**WHAT TO WORK ON**
Please copy out the records below word for word, starting at the line that contains "List every element" and ending at the line that contains "pie-slice-non-conseguiti xyxy=(101,12,345,359)", with both of those lines included.

**DATA SECTION**
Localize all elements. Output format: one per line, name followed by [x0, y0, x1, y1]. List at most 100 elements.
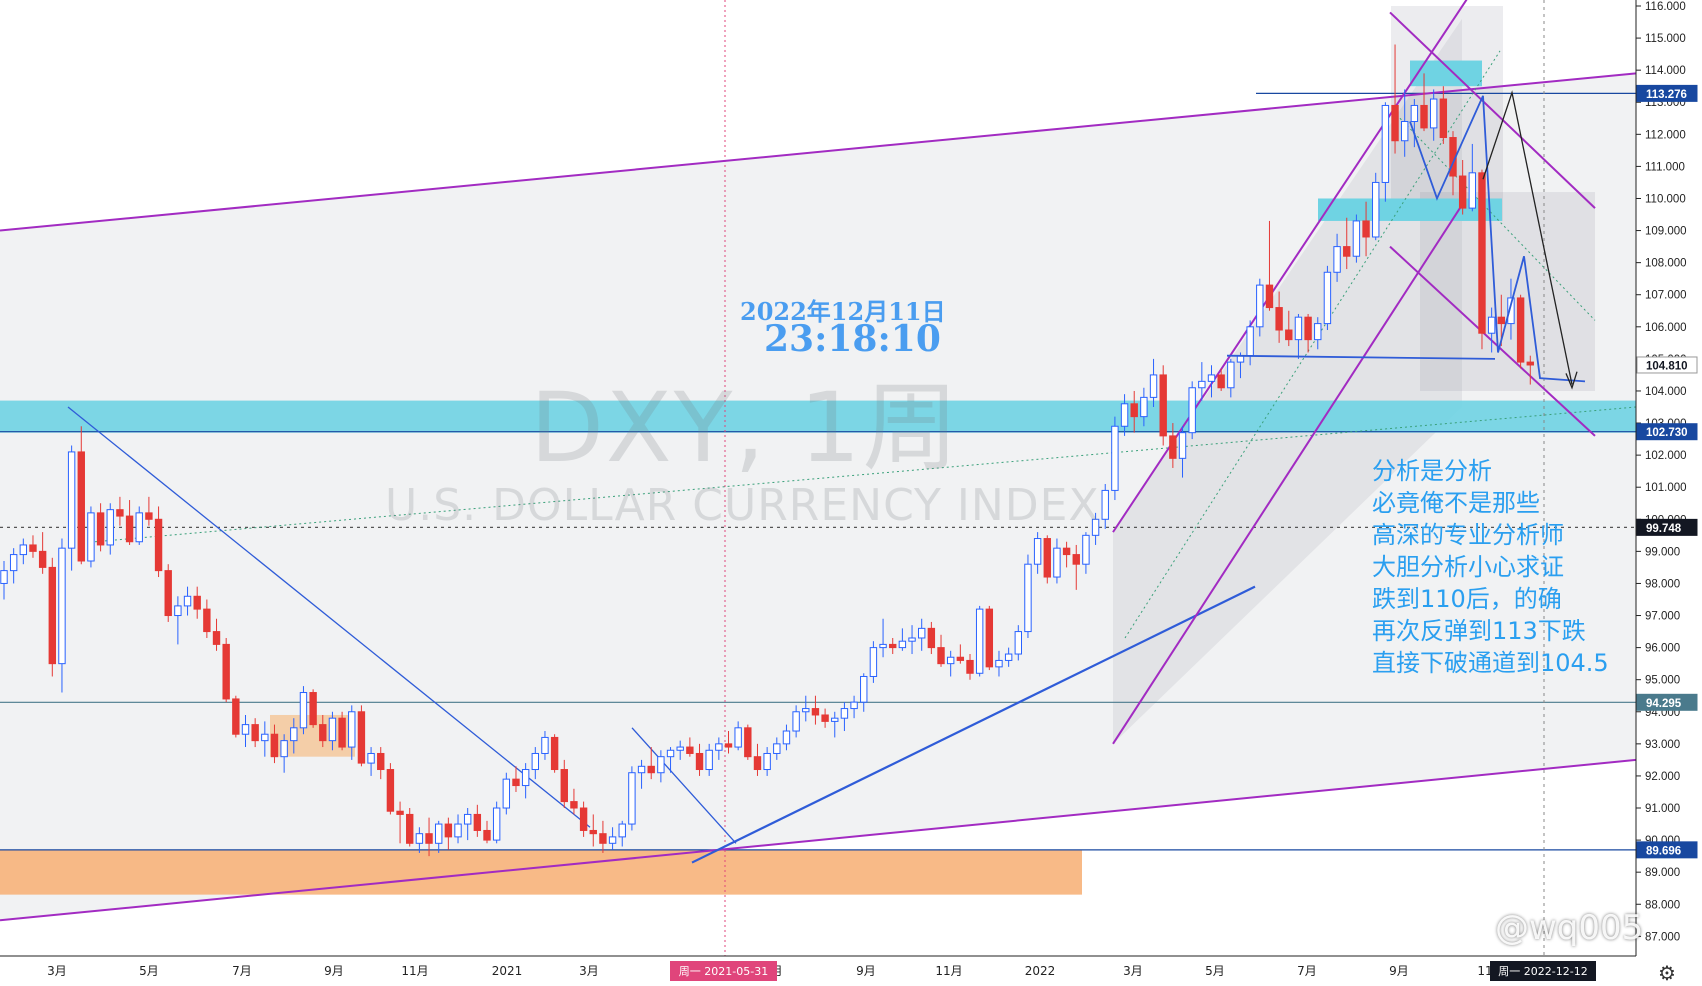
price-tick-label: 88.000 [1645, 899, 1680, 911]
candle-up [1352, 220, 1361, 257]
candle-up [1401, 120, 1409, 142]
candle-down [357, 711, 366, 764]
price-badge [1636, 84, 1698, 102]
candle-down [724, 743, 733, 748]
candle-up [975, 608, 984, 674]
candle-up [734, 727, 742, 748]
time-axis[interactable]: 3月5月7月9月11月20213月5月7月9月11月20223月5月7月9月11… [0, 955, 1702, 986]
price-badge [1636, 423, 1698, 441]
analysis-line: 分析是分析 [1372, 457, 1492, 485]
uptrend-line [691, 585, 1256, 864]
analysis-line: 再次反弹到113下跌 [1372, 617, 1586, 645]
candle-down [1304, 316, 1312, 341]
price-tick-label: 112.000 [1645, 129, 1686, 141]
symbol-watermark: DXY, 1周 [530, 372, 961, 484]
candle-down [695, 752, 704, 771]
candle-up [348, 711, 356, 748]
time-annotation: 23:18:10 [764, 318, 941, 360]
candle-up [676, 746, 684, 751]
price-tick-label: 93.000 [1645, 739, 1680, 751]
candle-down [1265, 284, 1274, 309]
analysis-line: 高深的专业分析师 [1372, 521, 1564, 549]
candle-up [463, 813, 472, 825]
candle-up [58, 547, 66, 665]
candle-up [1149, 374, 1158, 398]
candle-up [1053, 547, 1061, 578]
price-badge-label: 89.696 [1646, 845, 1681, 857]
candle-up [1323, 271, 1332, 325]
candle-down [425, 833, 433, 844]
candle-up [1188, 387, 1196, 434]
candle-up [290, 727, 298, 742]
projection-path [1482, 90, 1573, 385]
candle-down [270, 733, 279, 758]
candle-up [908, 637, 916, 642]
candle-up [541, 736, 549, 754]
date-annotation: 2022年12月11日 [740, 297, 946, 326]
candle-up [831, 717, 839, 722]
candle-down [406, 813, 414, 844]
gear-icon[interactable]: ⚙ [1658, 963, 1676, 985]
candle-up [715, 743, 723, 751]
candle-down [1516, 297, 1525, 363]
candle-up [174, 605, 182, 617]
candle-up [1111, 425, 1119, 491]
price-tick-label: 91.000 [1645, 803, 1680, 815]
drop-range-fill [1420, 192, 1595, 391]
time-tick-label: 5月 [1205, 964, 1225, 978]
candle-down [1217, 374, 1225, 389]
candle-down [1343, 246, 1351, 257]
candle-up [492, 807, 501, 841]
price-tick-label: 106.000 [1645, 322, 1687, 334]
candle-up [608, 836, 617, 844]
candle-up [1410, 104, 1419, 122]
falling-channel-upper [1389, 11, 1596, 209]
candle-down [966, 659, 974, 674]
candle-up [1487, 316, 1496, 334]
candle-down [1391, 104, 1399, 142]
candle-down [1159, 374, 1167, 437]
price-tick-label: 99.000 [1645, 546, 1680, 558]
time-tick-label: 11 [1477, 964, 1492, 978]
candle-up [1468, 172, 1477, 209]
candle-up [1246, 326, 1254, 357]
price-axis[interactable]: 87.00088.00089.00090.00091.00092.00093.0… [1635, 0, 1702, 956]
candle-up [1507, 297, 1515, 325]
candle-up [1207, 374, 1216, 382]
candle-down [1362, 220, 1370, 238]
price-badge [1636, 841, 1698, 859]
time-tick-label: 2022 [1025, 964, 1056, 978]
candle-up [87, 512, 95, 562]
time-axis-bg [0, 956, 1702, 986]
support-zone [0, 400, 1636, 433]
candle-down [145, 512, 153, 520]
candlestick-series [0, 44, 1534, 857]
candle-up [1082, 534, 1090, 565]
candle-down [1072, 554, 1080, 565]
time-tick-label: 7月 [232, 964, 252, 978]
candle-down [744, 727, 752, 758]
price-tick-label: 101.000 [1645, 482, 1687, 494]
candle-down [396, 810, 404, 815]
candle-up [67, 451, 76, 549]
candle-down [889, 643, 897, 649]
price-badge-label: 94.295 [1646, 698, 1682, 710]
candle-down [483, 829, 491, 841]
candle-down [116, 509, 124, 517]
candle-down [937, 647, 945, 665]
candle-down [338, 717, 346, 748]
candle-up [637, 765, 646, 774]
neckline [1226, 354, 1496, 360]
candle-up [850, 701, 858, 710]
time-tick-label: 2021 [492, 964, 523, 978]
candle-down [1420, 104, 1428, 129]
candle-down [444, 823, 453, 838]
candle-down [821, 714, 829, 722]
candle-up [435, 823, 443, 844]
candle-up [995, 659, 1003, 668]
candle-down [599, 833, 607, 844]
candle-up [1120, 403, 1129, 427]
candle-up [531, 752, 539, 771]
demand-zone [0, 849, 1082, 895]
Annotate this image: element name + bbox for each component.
---
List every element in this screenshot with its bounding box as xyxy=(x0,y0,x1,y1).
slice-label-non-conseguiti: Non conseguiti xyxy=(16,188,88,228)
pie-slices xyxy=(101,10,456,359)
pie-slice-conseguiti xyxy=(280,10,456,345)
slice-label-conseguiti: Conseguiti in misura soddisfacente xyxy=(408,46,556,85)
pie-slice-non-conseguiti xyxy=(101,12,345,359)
---
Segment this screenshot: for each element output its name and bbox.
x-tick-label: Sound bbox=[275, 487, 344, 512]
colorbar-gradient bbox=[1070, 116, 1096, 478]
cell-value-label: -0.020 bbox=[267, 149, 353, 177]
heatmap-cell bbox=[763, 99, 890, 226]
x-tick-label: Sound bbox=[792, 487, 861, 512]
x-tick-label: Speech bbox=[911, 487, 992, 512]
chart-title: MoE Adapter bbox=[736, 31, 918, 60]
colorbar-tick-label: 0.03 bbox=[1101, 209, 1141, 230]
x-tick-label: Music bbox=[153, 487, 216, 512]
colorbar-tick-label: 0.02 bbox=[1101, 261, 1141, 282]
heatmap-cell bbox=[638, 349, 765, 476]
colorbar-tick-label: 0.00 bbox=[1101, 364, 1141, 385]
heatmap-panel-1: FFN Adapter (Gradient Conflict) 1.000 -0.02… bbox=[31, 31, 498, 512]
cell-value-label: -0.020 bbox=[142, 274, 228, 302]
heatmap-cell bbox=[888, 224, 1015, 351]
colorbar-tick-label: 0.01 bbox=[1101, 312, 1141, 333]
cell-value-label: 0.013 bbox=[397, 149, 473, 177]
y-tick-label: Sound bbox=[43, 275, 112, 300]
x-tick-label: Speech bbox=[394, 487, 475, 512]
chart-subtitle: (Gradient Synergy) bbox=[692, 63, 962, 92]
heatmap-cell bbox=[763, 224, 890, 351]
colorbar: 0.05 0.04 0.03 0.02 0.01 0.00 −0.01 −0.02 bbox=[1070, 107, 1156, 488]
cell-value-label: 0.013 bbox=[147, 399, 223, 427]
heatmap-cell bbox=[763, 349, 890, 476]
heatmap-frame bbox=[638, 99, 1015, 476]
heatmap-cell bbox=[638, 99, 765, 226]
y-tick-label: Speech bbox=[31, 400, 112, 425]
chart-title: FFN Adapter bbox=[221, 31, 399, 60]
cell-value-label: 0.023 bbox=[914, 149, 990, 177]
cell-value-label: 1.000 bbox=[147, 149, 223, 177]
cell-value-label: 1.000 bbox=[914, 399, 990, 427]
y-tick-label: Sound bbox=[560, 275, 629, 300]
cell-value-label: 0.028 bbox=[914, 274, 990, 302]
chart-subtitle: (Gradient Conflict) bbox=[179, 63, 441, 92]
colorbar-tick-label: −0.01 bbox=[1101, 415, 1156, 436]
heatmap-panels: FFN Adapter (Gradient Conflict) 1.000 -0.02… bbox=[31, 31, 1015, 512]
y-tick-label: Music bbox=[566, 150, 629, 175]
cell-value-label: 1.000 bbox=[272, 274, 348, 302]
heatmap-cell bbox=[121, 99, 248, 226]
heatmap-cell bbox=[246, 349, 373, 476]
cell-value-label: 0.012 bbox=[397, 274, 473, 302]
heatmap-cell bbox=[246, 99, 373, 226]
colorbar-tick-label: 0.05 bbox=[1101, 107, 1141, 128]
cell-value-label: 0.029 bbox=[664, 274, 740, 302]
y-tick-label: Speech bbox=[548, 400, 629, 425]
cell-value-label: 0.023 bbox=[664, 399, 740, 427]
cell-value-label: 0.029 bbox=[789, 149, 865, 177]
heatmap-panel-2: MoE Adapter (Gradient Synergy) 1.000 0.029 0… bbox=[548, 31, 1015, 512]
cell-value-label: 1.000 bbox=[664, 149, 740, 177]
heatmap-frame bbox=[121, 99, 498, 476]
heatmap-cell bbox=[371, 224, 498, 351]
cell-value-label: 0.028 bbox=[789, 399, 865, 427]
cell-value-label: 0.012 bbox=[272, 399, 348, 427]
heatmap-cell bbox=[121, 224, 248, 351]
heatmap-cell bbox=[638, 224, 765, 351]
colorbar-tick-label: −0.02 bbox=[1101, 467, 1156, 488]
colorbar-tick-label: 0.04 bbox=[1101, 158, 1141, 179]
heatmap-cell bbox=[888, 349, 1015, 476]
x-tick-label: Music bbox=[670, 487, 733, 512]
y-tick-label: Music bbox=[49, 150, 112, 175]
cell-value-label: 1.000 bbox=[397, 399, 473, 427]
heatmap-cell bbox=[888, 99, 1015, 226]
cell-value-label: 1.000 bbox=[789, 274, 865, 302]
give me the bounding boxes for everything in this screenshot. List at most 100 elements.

**WORKED ANSWER**
List every element in this screenshot with its bounding box as xyxy=(x0,y0,x1,y1).
slice-label-non-conseguiti: Non conseguiti xyxy=(16,188,88,228)
pie-slices xyxy=(101,10,456,359)
pie-slice-conseguiti xyxy=(280,10,456,345)
slice-label-conseguiti: Conseguiti in misura soddisfacente xyxy=(408,46,556,85)
pie-slice-non-conseguiti xyxy=(101,12,345,359)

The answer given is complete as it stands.